In the listing below, identify each line with the word "color" and return those lines.
══ Data to use
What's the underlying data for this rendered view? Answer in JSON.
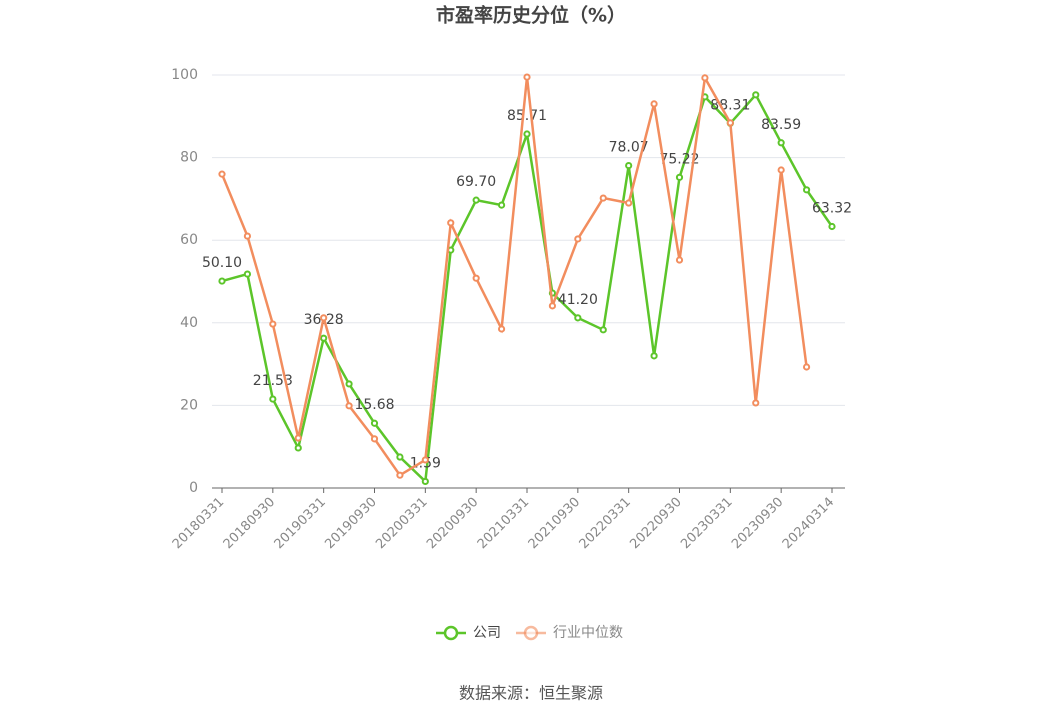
{
  "chart_data": {
    "type": "line",
    "title": "市盈率历史分位（%）",
    "categories": [
      "20180331",
      null,
      "20180930",
      null,
      "20190331",
      null,
      "20190930",
      null,
      "20200331",
      null,
      "20200930",
      null,
      "20210331",
      null,
      "20210930",
      null,
      "20220331",
      null,
      "20220930",
      null,
      "20230331",
      null,
      "20230930",
      null,
      "20240314"
    ],
    "series": [
      {
        "name": "公司",
        "color": "#5cc52a",
        "values": [
          50.1,
          51.8,
          21.53,
          9.7,
          36.28,
          25.2,
          15.68,
          7.5,
          1.59,
          57.6,
          69.7,
          68.5,
          85.71,
          47.2,
          41.2,
          38.3,
          78.07,
          32.0,
          75.22,
          94.7,
          88.31,
          95.2,
          83.59,
          72.2,
          63.32
        ],
        "value_labels": [
          "50.10",
          null,
          "21.53",
          null,
          "36.28",
          null,
          "15.68",
          null,
          "1.59",
          null,
          "69.70",
          null,
          "85.71",
          null,
          "41.20",
          null,
          "78.07",
          null,
          "75.22",
          null,
          "88.31",
          null,
          "83.59",
          null,
          "63.32"
        ]
      },
      {
        "name": "行业中位数",
        "color": "#f28d5e",
        "values": [
          76.0,
          61.0,
          39.7,
          12.1,
          41.2,
          19.9,
          11.9,
          3.1,
          6.8,
          64.2,
          50.8,
          38.5,
          99.5,
          44.1,
          60.3,
          70.2,
          69.0,
          93.0,
          55.2,
          99.3,
          88.4,
          20.6,
          77.0,
          29.3,
          null
        ]
      }
    ],
    "ylim": [
      0,
      100
    ],
    "yticks": [
      0,
      20,
      40,
      60,
      80,
      100
    ],
    "grid": true,
    "source": "数据来源：恒生聚源"
  }
}
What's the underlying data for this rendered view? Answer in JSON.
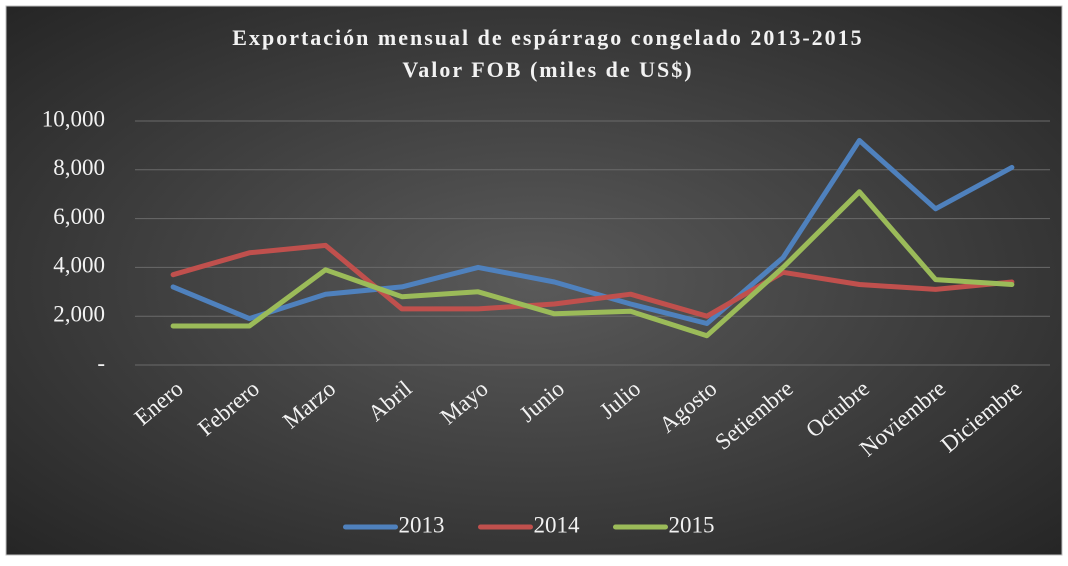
{
  "chart_data": {
    "type": "line",
    "title": "Exportación mensual de espárrago congelado 2013-2015",
    "subtitle": "Valor FOB (miles de US$)",
    "categories": [
      "Enero",
      "Febrero",
      "Marzo",
      "Abril",
      "Mayo",
      "Junio",
      "Julio",
      "Agosto",
      "Setiembre",
      "Octubre",
      "Noviembre",
      "Diciembre"
    ],
    "series": [
      {
        "name": "2013",
        "color": "#4f81bd",
        "values": [
          3200,
          1900,
          2900,
          3200,
          4000,
          3400,
          2500,
          1700,
          4400,
          9200,
          6400,
          8100
        ]
      },
      {
        "name": "2014",
        "color": "#c0504d",
        "values": [
          3700,
          4600,
          4900,
          2300,
          2300,
          2500,
          2900,
          2000,
          3800,
          3300,
          3100,
          3400
        ]
      },
      {
        "name": "2015",
        "color": "#9bbb59",
        "values": [
          1600,
          1600,
          3900,
          2800,
          3000,
          2100,
          2200,
          1200,
          4000,
          7100,
          3500,
          3300
        ]
      }
    ],
    "ylim": [
      0,
      10000
    ],
    "yticks": [
      {
        "value": 0,
        "label": "-"
      },
      {
        "value": 2000,
        "label": "2,000"
      },
      {
        "value": 4000,
        "label": "4,000"
      },
      {
        "value": 6000,
        "label": "6,000"
      },
      {
        "value": 8000,
        "label": "8,000"
      },
      {
        "value": 10000,
        "label": "10,000"
      }
    ],
    "grid": true,
    "legend": "bottom"
  }
}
════
• Result of this task
        "color": "#5cc52a",
        "color": "#f28d5e",
        "color": "#4f81bd",
        "color": "#c0504d",
        "color": "#9bbb59",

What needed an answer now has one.